→ Given task
Lines containing the word "higher" are to be located and copied.

(Records that describe figures)
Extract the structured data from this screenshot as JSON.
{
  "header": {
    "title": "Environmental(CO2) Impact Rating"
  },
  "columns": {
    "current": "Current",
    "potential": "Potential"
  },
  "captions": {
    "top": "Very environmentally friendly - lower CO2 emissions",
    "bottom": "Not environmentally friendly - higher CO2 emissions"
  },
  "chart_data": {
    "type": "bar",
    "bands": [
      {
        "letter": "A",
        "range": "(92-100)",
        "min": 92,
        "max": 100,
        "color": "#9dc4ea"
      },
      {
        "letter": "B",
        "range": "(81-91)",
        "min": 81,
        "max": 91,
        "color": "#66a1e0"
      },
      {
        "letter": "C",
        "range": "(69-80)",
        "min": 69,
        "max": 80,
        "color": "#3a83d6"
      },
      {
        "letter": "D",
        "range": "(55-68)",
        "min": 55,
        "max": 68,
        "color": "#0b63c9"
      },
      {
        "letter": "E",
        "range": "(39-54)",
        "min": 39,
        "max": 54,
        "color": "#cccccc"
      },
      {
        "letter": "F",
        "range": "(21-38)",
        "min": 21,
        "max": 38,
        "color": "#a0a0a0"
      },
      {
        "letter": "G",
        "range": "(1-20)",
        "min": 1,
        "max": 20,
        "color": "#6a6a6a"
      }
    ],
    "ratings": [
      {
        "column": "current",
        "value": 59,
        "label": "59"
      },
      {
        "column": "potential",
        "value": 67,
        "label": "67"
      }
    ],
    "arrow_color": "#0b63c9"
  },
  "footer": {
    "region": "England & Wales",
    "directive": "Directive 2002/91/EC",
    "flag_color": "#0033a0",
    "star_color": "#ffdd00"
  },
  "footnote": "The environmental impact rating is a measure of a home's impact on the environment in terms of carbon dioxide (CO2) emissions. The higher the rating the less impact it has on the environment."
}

→ Completed exercise
    "bottom": "Not environmentally friendly - higher CO2 emissions"
  "footnote": "The environmental impact rating is a measure of a home's impact on the environment in terms of carbon dioxide (CO2) emissions. The higher the rating the less impact it has on the environment."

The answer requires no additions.